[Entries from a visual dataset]
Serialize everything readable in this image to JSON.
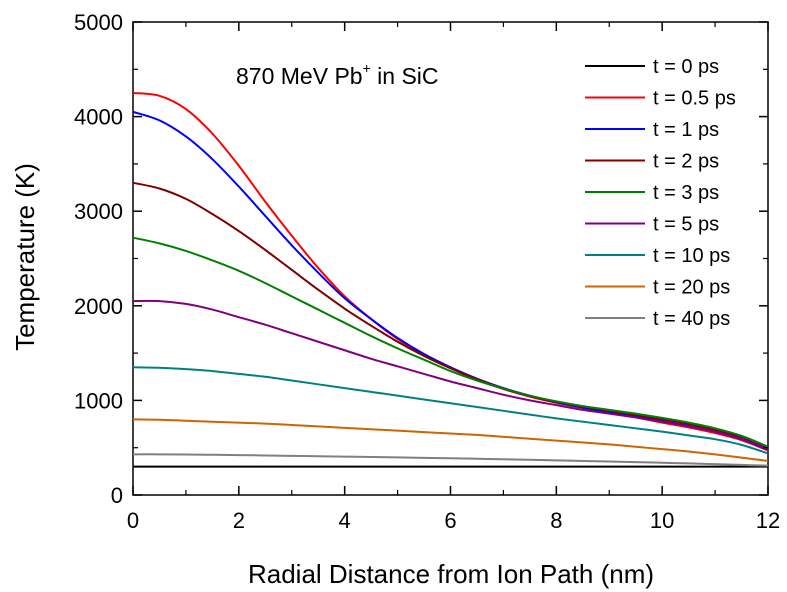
{
  "chart_data": {
    "type": "line",
    "title": "",
    "annotation": {
      "main": "870 MeV Pb",
      "superscript": "+",
      "suffix": " in SiC"
    },
    "xlabel": "Radial Distance from Ion Path (nm)",
    "ylabel": "Temperature (K)",
    "xlim": [
      0,
      12
    ],
    "ylim": [
      0,
      5000
    ],
    "xticks": [
      0,
      2,
      4,
      6,
      8,
      10,
      12
    ],
    "yticks": [
      0,
      1000,
      2000,
      3000,
      4000,
      5000
    ],
    "grid": false,
    "legend_position": "top-right",
    "x": [
      0,
      0.5,
      1,
      1.5,
      2,
      2.5,
      3,
      3.5,
      4,
      4.5,
      5,
      5.5,
      6,
      6.5,
      7,
      7.5,
      8,
      8.5,
      9,
      9.5,
      10,
      10.5,
      11,
      11.5,
      12
    ],
    "series": [
      {
        "name": "t = 0 ps",
        "color": "#000000",
        "values": [
          300,
          300,
          300,
          300,
          300,
          300,
          300,
          300,
          300,
          300,
          300,
          300,
          300,
          300,
          300,
          300,
          300,
          300,
          300,
          300,
          300,
          300,
          300,
          300,
          300
        ]
      },
      {
        "name": "t = 0.5 ps",
        "color": "#ff0000",
        "values": [
          4250,
          4220,
          4080,
          3820,
          3480,
          3100,
          2740,
          2400,
          2100,
          1860,
          1650,
          1480,
          1340,
          1220,
          1120,
          1040,
          975,
          920,
          870,
          820,
          765,
          715,
          655,
          580,
          470
        ]
      },
      {
        "name": "t = 1 ps",
        "color": "#0000ff",
        "values": [
          4050,
          3960,
          3790,
          3550,
          3260,
          2950,
          2640,
          2350,
          2080,
          1860,
          1660,
          1490,
          1350,
          1230,
          1130,
          1050,
          980,
          925,
          875,
          830,
          780,
          730,
          670,
          590,
          480
        ]
      },
      {
        "name": "t = 2 ps",
        "color": "#800000",
        "values": [
          3300,
          3240,
          3130,
          2970,
          2790,
          2590,
          2380,
          2170,
          1970,
          1790,
          1620,
          1470,
          1340,
          1225,
          1125,
          1045,
          985,
          935,
          890,
          845,
          800,
          750,
          690,
          610,
          500
        ]
      },
      {
        "name": "t = 3 ps",
        "color": "#008000",
        "values": [
          2720,
          2660,
          2580,
          2480,
          2370,
          2240,
          2100,
          1960,
          1820,
          1680,
          1550,
          1430,
          1310,
          1210,
          1125,
          1050,
          990,
          940,
          900,
          860,
          815,
          765,
          705,
          625,
          510
        ]
      },
      {
        "name": "t = 5 ps",
        "color": "#800080",
        "values": [
          2050,
          2050,
          2020,
          1960,
          1880,
          1800,
          1710,
          1620,
          1530,
          1440,
          1360,
          1280,
          1200,
          1130,
          1060,
          1000,
          950,
          900,
          860,
          820,
          775,
          725,
          670,
          595,
          485
        ]
      },
      {
        "name": "t = 10 ps",
        "color": "#008080",
        "values": [
          1350,
          1345,
          1330,
          1310,
          1280,
          1250,
          1210,
          1170,
          1130,
          1090,
          1050,
          1010,
          970,
          930,
          890,
          850,
          810,
          775,
          740,
          705,
          670,
          630,
          590,
          530,
          440
        ]
      },
      {
        "name": "t = 20 ps",
        "color": "#cc6600",
        "values": [
          800,
          795,
          785,
          775,
          765,
          755,
          740,
          725,
          710,
          695,
          680,
          665,
          650,
          635,
          615,
          595,
          575,
          555,
          535,
          510,
          485,
          460,
          430,
          395,
          360
        ]
      },
      {
        "name": "t = 40 ps",
        "color": "#808080",
        "values": [
          430,
          430,
          428,
          425,
          422,
          418,
          414,
          410,
          406,
          402,
          398,
          393,
          388,
          383,
          378,
          372,
          366,
          360,
          354,
          348,
          341,
          334,
          326,
          318,
          310
        ]
      }
    ]
  }
}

◆ **EXERCISE**:
Repeat the entries exactly. Pictures are excluded from the copy.

◆ **TASK RESPONSE**:
Serialize everything readable in this image to JSON.
{
  "chart_data": {
    "type": "line",
    "title": "",
    "annotation": {
      "main": "870 MeV Pb",
      "superscript": "+",
      "suffix": " in SiC"
    },
    "xlabel": "Radial Distance from Ion Path (nm)",
    "ylabel": "Temperature (K)",
    "xlim": [
      0,
      12
    ],
    "ylim": [
      0,
      5000
    ],
    "xticks": [
      0,
      2,
      4,
      6,
      8,
      10,
      12
    ],
    "yticks": [
      0,
      1000,
      2000,
      3000,
      4000,
      5000
    ],
    "grid": false,
    "legend_position": "top-right",
    "x": [
      0,
      0.5,
      1,
      1.5,
      2,
      2.5,
      3,
      3.5,
      4,
      4.5,
      5,
      5.5,
      6,
      6.5,
      7,
      7.5,
      8,
      8.5,
      9,
      9.5,
      10,
      10.5,
      11,
      11.5,
      12
    ],
    "series": [
      {
        "name": "t = 0 ps",
        "color": "#000000",
        "values": [
          300,
          300,
          300,
          300,
          300,
          300,
          300,
          300,
          300,
          300,
          300,
          300,
          300,
          300,
          300,
          300,
          300,
          300,
          300,
          300,
          300,
          300,
          300,
          300,
          300
        ]
      },
      {
        "name": "t = 0.5 ps",
        "color": "#ff0000",
        "values": [
          4250,
          4220,
          4080,
          3820,
          3480,
          3100,
          2740,
          2400,
          2100,
          1860,
          1650,
          1480,
          1340,
          1220,
          1120,
          1040,
          975,
          920,
          870,
          820,
          765,
          715,
          655,
          580,
          470
        ]
      },
      {
        "name": "t = 1 ps",
        "color": "#0000ff",
        "values": [
          4050,
          3960,
          3790,
          3550,
          3260,
          2950,
          2640,
          2350,
          2080,
          1860,
          1660,
          1490,
          1350,
          1230,
          1130,
          1050,
          980,
          925,
          875,
          830,
          780,
          730,
          670,
          590,
          480
        ]
      },
      {
        "name": "t = 2 ps",
        "color": "#800000",
        "values": [
          3300,
          3240,
          3130,
          2970,
          2790,
          2590,
          2380,
          2170,
          1970,
          1790,
          1620,
          1470,
          1340,
          1225,
          1125,
          1045,
          985,
          935,
          890,
          845,
          800,
          750,
          690,
          610,
          500
        ]
      },
      {
        "name": "t = 3 ps",
        "color": "#008000",
        "values": [
          2720,
          2660,
          2580,
          2480,
          2370,
          2240,
          2100,
          1960,
          1820,
          1680,
          1550,
          1430,
          1310,
          1210,
          1125,
          1050,
          990,
          940,
          900,
          860,
          815,
          765,
          705,
          625,
          510
        ]
      },
      {
        "name": "t = 5 ps",
        "color": "#800080",
        "values": [
          2050,
          2050,
          2020,
          1960,
          1880,
          1800,
          1710,
          1620,
          1530,
          1440,
          1360,
          1280,
          1200,
          1130,
          1060,
          1000,
          950,
          900,
          860,
          820,
          775,
          725,
          670,
          595,
          485
        ]
      },
      {
        "name": "t = 10 ps",
        "color": "#008080",
        "values": [
          1350,
          1345,
          1330,
          1310,
          1280,
          1250,
          1210,
          1170,
          1130,
          1090,
          1050,
          1010,
          970,
          930,
          890,
          850,
          810,
          775,
          740,
          705,
          670,
          630,
          590,
          530,
          440
        ]
      },
      {
        "name": "t = 20 ps",
        "color": "#cc6600",
        "values": [
          800,
          795,
          785,
          775,
          765,
          755,
          740,
          725,
          710,
          695,
          680,
          665,
          650,
          635,
          615,
          595,
          575,
          555,
          535,
          510,
          485,
          460,
          430,
          395,
          360
        ]
      },
      {
        "name": "t = 40 ps",
        "color": "#808080",
        "values": [
          430,
          430,
          428,
          425,
          422,
          418,
          414,
          410,
          406,
          402,
          398,
          393,
          388,
          383,
          378,
          372,
          366,
          360,
          354,
          348,
          341,
          334,
          326,
          318,
          310
        ]
      }
    ]
  }
}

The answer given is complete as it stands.